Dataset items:
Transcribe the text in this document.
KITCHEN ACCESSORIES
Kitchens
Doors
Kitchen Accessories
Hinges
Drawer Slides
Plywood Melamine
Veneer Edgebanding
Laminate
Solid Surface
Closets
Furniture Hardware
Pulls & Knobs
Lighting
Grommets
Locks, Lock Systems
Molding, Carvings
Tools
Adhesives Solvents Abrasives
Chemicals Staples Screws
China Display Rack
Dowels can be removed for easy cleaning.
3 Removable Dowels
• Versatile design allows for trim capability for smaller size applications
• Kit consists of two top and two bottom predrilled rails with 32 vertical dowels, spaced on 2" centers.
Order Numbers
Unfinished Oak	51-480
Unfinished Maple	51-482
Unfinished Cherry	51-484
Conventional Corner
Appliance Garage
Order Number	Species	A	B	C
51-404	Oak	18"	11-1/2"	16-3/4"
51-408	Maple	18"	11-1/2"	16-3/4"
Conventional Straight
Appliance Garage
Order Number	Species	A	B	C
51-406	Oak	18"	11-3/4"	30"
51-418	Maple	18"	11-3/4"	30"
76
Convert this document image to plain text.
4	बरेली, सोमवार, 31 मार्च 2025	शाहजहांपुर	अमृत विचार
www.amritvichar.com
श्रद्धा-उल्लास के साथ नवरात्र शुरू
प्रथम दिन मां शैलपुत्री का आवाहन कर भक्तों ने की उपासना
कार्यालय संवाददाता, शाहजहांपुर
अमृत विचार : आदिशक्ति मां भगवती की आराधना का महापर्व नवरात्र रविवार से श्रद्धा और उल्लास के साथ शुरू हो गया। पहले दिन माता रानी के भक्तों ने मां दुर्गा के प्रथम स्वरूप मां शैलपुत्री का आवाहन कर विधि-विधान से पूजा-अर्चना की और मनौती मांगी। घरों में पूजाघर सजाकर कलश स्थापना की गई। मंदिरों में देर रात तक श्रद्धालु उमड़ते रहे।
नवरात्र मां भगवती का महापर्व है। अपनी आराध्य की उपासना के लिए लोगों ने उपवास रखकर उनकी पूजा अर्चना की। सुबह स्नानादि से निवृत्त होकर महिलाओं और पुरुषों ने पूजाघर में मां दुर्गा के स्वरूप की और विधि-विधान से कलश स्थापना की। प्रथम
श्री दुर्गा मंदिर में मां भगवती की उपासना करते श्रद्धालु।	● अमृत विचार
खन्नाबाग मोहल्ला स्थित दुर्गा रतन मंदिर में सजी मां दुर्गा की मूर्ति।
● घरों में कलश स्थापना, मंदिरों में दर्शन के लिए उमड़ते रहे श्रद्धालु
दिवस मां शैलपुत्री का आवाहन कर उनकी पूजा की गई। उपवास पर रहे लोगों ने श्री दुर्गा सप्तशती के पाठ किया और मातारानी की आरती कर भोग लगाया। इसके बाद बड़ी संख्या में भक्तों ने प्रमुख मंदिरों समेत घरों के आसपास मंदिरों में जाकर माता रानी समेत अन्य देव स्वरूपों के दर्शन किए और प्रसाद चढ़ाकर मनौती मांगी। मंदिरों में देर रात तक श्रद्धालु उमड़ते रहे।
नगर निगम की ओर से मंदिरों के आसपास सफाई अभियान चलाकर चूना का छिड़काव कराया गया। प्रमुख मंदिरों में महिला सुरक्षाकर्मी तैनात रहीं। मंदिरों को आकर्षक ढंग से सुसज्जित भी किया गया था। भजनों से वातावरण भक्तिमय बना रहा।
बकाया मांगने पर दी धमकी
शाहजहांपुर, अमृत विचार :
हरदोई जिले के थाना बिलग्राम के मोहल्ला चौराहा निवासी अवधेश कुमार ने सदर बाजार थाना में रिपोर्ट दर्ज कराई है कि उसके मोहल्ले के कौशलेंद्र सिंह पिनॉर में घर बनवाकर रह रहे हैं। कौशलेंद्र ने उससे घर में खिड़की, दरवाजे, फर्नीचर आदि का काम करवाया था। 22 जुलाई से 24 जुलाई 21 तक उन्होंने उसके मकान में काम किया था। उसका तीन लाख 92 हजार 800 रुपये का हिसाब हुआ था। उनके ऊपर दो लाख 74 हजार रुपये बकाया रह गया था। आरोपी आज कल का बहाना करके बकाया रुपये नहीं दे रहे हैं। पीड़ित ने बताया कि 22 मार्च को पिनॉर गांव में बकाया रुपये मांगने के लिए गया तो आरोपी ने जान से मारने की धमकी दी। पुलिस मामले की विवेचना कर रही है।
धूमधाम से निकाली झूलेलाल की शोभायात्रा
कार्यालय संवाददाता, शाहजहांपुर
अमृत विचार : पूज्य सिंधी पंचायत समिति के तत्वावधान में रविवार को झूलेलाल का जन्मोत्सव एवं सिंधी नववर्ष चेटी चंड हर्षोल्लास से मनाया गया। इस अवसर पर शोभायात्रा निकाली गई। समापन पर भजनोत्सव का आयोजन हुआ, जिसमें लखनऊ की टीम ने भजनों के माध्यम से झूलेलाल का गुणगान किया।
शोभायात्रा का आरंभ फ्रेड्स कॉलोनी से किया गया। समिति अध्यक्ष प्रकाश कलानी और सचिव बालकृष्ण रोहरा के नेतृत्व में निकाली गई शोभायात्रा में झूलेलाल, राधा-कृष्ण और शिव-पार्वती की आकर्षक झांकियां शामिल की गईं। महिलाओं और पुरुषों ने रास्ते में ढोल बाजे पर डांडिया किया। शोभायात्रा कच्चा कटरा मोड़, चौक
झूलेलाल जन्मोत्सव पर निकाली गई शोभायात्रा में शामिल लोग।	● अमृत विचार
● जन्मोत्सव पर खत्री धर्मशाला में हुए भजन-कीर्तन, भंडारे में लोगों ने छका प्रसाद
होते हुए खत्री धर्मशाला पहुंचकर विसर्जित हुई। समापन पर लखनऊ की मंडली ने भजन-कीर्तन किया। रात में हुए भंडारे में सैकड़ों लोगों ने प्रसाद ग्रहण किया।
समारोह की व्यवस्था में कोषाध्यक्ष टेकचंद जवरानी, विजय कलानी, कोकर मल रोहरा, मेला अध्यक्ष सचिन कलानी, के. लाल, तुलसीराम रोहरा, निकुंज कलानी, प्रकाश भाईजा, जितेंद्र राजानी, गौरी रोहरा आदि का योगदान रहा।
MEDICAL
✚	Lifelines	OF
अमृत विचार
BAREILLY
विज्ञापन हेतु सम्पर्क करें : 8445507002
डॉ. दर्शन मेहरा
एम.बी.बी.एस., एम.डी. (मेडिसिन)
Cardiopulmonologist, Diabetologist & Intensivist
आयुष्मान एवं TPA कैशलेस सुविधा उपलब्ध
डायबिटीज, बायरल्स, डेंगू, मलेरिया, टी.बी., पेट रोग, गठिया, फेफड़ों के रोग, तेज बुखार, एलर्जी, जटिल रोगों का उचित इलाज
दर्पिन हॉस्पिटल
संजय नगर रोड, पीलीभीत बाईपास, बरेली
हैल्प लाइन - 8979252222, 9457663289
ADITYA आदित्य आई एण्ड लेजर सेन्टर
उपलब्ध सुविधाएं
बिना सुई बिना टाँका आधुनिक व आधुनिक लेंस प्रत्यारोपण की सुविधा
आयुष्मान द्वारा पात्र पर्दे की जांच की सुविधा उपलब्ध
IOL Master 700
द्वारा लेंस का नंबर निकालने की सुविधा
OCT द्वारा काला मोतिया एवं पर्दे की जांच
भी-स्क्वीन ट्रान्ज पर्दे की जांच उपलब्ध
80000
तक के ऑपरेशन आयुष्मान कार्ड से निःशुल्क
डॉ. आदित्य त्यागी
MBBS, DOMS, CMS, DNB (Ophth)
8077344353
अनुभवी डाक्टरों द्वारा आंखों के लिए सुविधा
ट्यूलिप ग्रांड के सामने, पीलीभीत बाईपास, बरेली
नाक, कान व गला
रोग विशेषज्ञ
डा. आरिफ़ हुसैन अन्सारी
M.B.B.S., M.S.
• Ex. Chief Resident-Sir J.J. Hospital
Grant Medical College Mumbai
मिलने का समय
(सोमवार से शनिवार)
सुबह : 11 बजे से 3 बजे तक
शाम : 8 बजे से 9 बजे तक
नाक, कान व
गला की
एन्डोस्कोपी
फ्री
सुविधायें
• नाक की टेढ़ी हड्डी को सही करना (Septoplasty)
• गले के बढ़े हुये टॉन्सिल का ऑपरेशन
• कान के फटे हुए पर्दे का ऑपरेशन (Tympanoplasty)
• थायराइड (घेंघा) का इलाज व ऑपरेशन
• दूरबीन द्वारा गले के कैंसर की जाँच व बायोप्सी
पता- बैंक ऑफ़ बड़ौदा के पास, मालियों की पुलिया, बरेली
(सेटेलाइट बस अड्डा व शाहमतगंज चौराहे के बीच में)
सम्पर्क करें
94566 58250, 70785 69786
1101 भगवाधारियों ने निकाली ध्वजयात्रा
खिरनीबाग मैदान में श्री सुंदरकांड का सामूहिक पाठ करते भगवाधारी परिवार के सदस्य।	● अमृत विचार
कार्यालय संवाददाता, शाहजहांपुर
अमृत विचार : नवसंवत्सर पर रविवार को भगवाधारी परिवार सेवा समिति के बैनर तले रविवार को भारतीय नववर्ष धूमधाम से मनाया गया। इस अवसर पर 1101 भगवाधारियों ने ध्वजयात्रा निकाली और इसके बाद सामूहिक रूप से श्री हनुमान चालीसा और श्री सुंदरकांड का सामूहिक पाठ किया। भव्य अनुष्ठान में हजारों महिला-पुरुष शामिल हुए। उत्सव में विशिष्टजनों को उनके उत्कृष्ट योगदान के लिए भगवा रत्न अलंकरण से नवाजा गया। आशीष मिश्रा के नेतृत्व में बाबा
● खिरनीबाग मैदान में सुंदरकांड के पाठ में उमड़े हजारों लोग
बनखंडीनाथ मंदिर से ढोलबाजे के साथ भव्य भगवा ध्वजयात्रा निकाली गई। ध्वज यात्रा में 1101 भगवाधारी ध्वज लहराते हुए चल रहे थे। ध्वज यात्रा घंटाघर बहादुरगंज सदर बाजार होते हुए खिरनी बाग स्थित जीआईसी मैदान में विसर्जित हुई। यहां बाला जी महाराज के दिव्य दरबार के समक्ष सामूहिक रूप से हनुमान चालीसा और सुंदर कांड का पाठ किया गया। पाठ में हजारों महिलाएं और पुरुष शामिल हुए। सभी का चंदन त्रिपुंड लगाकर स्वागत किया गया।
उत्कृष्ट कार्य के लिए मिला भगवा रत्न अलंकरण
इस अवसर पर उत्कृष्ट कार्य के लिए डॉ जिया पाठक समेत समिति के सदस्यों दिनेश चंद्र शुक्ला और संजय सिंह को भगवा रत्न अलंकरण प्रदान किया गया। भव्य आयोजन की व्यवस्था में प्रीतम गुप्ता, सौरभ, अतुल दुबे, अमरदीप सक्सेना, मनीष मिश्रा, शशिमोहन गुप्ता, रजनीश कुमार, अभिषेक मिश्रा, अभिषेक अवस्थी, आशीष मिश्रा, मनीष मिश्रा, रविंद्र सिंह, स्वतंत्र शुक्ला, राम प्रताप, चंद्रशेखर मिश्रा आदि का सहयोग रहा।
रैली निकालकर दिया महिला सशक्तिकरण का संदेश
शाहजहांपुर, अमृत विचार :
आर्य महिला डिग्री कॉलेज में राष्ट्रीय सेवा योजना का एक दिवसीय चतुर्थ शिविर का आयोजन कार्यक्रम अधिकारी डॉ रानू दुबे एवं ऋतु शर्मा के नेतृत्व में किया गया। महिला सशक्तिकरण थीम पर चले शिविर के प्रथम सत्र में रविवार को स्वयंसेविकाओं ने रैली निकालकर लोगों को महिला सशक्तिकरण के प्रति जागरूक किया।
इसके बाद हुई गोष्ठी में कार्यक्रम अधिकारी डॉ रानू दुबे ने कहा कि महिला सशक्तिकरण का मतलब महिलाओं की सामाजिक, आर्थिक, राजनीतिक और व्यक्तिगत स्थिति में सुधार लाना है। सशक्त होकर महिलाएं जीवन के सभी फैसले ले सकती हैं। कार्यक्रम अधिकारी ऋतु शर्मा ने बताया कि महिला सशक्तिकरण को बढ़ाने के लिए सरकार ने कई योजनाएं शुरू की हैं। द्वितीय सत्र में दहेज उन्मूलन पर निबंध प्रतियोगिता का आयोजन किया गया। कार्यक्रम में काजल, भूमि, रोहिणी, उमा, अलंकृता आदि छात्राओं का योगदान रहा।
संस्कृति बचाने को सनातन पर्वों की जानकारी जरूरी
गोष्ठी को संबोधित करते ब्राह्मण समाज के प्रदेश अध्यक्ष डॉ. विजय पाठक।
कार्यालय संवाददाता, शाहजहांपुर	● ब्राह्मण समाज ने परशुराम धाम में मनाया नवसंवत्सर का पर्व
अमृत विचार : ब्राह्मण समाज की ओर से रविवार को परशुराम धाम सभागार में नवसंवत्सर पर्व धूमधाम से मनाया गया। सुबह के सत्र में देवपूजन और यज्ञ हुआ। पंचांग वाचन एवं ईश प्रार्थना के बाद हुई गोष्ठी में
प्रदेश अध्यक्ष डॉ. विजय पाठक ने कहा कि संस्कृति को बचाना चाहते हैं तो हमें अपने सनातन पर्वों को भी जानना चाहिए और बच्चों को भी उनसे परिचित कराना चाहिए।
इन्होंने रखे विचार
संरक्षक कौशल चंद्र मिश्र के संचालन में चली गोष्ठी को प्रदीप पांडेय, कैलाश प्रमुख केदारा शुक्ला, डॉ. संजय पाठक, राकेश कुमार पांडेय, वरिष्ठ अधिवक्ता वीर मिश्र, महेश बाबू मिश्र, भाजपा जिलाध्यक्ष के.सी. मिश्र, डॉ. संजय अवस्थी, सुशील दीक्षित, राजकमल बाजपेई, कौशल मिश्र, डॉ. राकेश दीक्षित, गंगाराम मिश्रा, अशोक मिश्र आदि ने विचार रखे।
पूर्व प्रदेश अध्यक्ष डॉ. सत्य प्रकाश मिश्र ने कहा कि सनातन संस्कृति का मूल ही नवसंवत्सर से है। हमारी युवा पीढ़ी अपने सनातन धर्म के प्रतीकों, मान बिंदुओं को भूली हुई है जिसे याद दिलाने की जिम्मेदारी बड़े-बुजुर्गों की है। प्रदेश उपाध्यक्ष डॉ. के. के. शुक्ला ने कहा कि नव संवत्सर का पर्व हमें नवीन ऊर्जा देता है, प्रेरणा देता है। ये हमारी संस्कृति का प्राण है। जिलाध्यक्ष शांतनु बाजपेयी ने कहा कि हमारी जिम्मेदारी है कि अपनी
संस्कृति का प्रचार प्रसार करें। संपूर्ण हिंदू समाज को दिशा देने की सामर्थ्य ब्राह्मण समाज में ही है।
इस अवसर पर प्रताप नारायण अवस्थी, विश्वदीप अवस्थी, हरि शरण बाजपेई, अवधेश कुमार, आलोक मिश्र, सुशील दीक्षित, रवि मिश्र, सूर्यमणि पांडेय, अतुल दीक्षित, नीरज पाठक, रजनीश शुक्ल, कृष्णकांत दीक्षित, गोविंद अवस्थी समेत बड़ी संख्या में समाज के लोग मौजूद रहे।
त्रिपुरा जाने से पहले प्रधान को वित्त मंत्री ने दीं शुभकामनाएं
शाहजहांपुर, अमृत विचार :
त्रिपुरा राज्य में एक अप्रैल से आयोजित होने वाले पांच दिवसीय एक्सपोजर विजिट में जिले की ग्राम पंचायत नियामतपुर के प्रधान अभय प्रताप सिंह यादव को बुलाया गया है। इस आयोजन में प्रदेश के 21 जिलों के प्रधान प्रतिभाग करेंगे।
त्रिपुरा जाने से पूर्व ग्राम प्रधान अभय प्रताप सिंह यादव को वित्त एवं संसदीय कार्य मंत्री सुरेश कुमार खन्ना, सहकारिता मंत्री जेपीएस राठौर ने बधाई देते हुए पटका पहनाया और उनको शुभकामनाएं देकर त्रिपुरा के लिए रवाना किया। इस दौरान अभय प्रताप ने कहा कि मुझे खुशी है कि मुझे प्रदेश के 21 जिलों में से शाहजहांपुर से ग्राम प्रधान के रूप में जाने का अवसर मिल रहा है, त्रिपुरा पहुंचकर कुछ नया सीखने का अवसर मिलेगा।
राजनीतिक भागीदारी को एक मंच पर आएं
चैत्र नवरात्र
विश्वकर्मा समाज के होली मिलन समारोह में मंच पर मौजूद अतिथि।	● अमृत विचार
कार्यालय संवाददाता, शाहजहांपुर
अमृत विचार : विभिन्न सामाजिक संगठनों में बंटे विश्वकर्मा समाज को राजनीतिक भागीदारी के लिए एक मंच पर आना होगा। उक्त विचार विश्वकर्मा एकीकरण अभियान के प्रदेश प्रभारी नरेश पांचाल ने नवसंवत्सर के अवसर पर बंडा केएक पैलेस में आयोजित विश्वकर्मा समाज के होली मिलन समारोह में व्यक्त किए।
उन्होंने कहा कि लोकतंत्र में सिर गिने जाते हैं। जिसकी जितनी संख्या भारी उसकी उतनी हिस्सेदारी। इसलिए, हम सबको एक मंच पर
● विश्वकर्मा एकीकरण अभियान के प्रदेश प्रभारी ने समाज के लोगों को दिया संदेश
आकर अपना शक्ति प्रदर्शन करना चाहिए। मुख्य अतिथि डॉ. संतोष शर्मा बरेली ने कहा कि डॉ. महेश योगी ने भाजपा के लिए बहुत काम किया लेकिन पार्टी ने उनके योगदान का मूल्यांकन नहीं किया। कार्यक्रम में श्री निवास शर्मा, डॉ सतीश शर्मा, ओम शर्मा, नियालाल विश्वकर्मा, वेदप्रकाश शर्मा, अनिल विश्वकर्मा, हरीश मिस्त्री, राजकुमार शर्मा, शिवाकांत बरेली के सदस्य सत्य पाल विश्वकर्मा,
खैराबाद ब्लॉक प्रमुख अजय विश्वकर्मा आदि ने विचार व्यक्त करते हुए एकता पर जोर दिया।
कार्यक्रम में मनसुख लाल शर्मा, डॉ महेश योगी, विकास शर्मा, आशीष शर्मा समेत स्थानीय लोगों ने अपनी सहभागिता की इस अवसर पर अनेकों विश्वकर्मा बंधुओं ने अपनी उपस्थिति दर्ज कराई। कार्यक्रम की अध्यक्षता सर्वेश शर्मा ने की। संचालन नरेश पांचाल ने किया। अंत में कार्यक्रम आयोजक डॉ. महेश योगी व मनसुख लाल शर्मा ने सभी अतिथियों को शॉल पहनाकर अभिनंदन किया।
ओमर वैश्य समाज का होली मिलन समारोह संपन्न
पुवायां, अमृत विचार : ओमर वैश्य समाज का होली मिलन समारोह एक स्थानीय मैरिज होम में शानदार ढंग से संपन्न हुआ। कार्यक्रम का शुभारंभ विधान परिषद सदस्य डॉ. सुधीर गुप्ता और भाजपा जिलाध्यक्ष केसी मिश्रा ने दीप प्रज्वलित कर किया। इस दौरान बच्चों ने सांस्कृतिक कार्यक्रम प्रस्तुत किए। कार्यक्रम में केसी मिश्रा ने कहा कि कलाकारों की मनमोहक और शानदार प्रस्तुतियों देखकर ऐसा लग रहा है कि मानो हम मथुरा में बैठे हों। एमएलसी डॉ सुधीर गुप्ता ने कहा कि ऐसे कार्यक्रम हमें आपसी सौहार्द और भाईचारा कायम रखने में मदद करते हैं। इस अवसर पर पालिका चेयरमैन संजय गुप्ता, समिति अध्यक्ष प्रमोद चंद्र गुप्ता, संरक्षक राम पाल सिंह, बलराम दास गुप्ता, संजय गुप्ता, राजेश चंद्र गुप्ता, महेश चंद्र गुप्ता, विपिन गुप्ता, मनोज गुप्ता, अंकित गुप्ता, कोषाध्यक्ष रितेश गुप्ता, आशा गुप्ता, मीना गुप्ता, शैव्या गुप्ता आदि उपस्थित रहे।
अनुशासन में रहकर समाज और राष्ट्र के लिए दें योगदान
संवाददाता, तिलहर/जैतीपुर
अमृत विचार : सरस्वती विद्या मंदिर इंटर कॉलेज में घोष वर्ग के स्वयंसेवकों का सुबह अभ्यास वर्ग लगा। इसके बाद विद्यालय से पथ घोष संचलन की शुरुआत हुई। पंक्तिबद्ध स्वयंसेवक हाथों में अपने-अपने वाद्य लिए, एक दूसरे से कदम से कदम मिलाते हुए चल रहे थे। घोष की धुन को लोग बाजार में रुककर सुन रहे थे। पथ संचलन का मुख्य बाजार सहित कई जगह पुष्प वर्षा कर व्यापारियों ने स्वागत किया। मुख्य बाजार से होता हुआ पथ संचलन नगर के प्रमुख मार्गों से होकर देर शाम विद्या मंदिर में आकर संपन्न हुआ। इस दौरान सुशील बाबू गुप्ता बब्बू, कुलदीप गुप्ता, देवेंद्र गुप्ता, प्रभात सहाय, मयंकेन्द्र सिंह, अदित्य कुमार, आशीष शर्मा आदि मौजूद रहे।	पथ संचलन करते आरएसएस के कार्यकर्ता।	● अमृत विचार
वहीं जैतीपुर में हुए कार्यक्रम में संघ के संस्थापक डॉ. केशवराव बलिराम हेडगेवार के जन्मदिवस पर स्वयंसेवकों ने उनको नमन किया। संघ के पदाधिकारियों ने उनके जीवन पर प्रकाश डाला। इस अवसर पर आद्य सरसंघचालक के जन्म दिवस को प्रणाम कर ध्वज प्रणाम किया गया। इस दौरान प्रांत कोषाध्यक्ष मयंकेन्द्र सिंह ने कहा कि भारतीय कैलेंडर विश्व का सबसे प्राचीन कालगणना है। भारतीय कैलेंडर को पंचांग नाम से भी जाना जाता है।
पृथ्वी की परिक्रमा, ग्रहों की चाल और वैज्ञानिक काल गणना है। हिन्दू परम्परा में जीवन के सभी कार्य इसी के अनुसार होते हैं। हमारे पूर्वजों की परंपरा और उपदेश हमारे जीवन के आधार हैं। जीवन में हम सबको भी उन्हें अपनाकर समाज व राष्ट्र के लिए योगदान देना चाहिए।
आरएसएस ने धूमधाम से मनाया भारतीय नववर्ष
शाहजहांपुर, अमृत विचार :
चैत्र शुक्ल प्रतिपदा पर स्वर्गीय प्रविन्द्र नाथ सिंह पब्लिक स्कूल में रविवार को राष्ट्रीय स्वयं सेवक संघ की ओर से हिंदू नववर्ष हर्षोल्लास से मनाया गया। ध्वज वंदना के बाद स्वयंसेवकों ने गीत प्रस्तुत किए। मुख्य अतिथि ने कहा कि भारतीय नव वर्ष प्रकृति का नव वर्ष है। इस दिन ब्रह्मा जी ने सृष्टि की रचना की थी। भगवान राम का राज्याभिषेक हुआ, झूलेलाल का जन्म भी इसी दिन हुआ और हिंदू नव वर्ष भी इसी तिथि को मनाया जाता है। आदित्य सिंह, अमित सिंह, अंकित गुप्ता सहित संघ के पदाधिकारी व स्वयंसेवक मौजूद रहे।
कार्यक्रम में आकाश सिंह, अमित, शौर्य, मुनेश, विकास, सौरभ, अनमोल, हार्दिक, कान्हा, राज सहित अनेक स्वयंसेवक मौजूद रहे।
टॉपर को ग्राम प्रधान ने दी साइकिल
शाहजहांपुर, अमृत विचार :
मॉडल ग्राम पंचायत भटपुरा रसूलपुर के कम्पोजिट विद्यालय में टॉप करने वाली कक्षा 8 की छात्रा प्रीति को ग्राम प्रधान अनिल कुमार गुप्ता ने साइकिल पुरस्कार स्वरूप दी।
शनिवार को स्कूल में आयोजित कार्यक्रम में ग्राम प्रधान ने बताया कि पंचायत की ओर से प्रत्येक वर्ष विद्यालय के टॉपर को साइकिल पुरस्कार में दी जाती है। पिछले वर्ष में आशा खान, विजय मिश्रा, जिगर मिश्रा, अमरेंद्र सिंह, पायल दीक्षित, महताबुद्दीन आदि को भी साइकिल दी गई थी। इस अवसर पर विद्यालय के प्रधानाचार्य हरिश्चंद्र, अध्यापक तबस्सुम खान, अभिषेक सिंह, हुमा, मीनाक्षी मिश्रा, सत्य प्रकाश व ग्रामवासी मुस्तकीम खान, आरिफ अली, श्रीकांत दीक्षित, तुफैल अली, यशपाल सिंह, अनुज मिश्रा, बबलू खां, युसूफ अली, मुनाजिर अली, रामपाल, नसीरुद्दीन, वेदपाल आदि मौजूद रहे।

Instructions to follow:
Look through the entries above; copy every line holding the string "Unfinished".

Correct output:
Unfinished Oak	51-480
Unfinished Maple	51-482
Unfinished Cherry	51-484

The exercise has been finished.